TASK PROMPT ▸
Each line containing the word "java" should be found and copied.

Dataset rows ▸
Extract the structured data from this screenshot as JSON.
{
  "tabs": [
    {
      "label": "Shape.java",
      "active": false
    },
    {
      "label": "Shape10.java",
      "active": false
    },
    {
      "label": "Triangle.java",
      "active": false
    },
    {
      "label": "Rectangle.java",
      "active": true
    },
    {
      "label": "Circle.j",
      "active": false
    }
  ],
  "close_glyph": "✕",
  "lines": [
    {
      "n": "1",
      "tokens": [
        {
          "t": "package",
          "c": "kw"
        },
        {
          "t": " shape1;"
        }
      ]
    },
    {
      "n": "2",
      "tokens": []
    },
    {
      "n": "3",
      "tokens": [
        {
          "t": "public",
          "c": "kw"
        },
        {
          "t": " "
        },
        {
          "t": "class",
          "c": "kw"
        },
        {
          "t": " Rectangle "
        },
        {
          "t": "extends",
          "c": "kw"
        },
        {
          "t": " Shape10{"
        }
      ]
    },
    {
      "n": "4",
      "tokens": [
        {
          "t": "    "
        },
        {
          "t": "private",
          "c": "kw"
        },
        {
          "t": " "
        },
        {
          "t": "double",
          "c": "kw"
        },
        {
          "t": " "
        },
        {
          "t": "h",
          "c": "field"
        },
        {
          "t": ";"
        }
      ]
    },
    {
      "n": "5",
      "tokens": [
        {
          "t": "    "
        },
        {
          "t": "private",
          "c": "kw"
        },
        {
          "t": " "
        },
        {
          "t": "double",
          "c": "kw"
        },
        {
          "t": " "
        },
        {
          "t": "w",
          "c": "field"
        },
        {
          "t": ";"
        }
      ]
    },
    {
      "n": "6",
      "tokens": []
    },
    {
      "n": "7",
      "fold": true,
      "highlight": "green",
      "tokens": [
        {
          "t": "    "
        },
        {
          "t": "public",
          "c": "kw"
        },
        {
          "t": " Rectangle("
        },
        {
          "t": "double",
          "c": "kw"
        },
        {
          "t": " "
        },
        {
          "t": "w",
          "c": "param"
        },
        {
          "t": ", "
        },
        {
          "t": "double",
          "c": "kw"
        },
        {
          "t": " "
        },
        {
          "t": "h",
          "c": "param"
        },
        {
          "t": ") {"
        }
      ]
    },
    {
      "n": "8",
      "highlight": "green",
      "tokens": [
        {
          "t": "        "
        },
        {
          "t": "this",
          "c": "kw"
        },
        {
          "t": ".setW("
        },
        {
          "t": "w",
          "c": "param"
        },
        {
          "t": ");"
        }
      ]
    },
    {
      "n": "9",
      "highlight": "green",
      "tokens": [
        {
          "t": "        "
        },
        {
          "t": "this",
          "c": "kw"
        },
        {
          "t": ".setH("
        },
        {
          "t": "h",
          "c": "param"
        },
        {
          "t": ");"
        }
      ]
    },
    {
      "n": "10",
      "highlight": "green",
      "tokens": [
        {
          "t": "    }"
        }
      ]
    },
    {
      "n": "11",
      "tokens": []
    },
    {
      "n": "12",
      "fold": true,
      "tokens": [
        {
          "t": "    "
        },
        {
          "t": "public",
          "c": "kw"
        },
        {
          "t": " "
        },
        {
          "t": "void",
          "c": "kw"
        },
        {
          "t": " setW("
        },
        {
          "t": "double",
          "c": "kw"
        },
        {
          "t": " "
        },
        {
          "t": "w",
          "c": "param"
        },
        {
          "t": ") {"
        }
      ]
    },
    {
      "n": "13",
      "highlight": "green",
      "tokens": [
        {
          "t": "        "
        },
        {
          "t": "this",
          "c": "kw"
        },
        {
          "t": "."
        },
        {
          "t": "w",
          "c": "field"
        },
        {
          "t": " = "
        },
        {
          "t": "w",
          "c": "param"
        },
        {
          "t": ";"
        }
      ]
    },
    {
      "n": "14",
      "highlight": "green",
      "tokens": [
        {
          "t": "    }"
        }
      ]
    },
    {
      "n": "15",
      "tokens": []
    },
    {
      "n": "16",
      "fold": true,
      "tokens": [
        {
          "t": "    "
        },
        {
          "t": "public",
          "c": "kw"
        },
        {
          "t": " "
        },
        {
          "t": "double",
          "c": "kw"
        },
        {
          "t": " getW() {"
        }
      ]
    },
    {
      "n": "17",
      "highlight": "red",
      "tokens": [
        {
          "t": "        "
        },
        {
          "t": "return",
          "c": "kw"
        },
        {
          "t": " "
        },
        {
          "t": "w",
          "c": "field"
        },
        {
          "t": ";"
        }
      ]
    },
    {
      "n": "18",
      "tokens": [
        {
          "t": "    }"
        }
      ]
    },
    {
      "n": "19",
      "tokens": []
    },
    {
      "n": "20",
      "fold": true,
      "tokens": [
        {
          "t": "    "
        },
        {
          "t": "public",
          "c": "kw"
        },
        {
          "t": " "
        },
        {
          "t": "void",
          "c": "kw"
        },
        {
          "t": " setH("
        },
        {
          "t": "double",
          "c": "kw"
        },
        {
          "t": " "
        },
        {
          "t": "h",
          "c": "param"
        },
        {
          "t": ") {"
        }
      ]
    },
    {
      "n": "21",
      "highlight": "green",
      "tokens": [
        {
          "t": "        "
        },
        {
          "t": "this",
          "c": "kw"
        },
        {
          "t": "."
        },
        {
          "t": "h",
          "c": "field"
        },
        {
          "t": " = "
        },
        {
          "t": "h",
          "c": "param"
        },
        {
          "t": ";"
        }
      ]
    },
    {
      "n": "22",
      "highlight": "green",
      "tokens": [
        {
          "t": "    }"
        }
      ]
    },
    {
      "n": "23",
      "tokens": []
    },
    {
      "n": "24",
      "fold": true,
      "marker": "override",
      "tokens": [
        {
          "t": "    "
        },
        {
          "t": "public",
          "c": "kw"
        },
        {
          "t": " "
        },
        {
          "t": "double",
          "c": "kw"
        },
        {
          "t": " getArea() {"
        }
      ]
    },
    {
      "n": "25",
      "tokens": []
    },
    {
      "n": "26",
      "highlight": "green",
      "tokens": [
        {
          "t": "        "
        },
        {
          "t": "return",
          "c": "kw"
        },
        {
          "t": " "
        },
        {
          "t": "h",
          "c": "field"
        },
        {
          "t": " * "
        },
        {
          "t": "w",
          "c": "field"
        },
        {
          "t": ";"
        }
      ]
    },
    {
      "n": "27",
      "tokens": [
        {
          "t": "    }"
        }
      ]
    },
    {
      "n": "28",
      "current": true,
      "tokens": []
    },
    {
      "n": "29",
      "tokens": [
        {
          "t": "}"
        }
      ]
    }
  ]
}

EXERCISE RESULT ▸
      "label": "Shape.java",
      "label": "Shape10.java",
      "label": "Triangle.java",
      "label": "Rectangle.java",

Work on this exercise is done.